Sort through the data and copy the lines holding the word "Slade".
· · · · · · ·
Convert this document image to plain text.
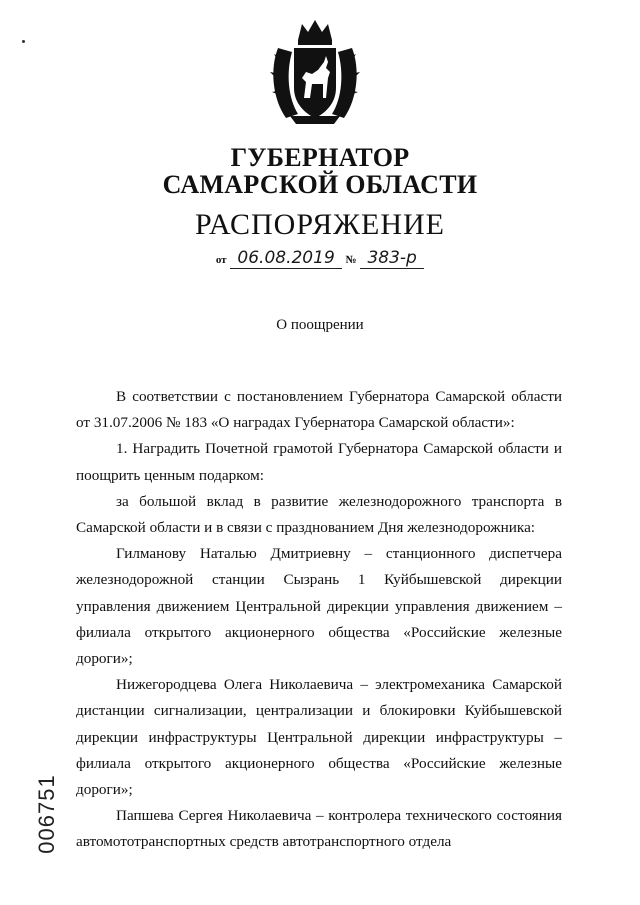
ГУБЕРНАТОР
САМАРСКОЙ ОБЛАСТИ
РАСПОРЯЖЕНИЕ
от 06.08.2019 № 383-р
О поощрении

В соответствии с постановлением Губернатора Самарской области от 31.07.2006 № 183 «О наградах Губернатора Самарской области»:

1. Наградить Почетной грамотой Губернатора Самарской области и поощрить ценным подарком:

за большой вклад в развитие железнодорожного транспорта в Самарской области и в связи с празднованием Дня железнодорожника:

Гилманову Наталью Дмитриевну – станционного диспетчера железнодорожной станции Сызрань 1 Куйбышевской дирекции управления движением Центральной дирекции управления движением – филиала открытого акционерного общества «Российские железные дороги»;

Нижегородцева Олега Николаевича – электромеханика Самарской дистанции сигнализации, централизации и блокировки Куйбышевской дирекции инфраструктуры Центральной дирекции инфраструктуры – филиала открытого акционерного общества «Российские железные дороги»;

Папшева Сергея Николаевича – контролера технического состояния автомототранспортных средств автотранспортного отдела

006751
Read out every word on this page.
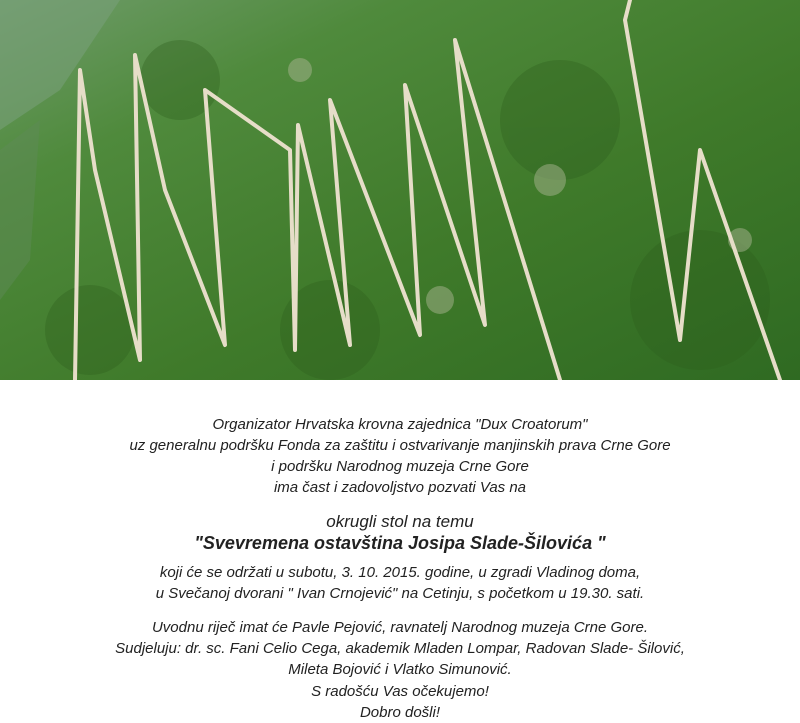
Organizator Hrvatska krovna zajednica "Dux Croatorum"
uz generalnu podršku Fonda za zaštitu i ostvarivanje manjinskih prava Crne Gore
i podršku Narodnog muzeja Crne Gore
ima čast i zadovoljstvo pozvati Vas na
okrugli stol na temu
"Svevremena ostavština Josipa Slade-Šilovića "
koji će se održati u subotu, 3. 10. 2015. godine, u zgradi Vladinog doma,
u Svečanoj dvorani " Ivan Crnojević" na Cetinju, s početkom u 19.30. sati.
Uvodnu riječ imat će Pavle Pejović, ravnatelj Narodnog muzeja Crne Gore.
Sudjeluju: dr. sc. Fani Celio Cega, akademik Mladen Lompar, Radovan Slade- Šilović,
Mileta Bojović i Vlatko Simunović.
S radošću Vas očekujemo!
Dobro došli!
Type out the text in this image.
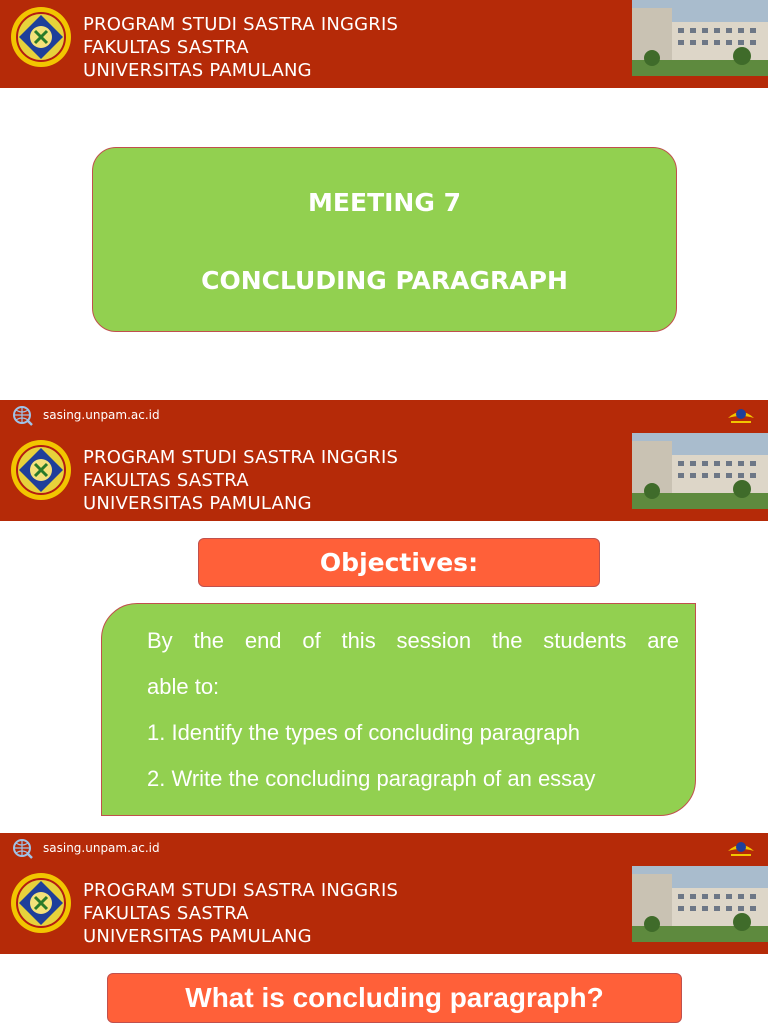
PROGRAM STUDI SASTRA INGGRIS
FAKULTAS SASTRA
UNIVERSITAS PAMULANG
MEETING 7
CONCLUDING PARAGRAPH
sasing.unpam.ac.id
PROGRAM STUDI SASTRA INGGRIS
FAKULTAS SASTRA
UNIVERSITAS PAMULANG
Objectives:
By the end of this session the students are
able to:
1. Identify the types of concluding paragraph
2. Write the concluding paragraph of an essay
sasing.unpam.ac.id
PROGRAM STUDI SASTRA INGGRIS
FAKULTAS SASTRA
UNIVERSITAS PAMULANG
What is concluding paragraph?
· · · · · · ·
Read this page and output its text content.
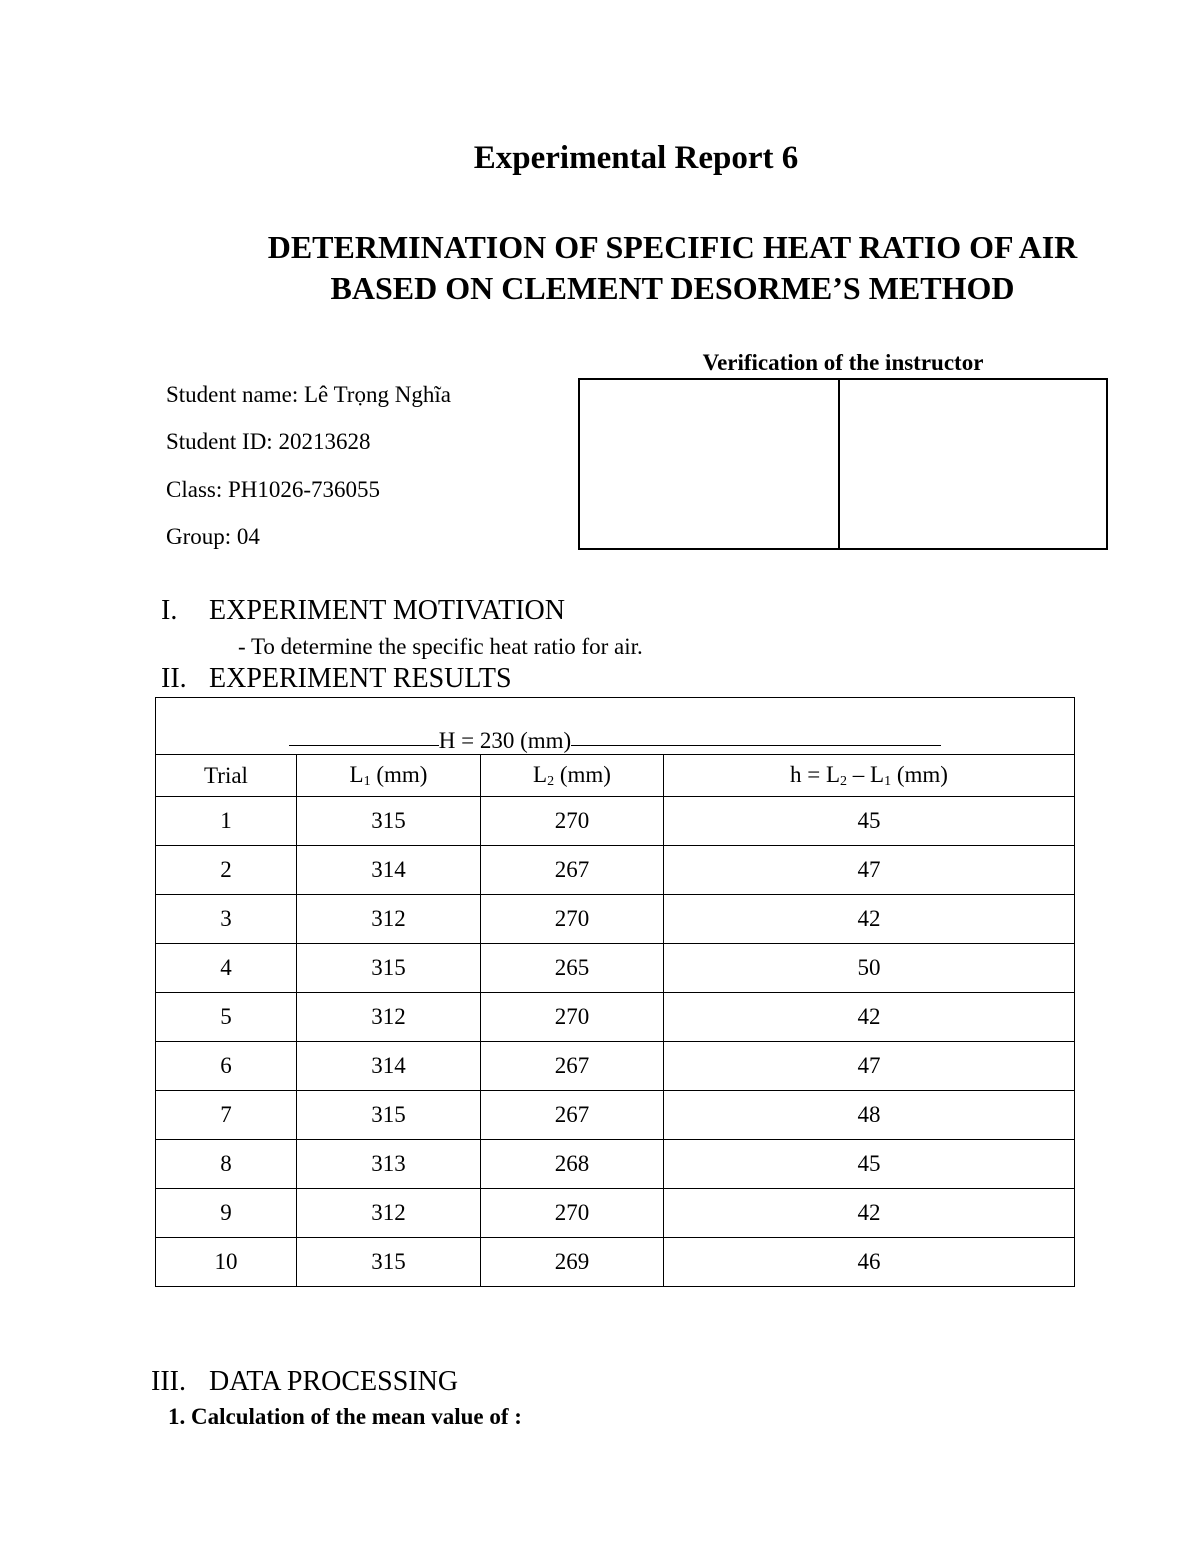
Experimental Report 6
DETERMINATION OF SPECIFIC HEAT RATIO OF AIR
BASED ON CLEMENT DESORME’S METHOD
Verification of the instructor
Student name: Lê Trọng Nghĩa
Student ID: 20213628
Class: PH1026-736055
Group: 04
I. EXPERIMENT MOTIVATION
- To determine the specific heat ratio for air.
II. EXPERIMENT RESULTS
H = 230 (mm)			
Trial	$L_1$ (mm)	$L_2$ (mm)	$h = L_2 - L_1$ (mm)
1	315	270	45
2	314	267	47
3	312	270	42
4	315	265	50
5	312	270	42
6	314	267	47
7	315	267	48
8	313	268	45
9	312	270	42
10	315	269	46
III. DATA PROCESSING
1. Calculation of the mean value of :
· · · · · · ·
SOLUTION TO THE PROBLEM
"Svevremena ostavština Josipa Slade-Šilovića "
Sudjeluju: dr. sc. Fani Celio Cega, akademik Mladen Lompar, Radovan Slade- Šilović,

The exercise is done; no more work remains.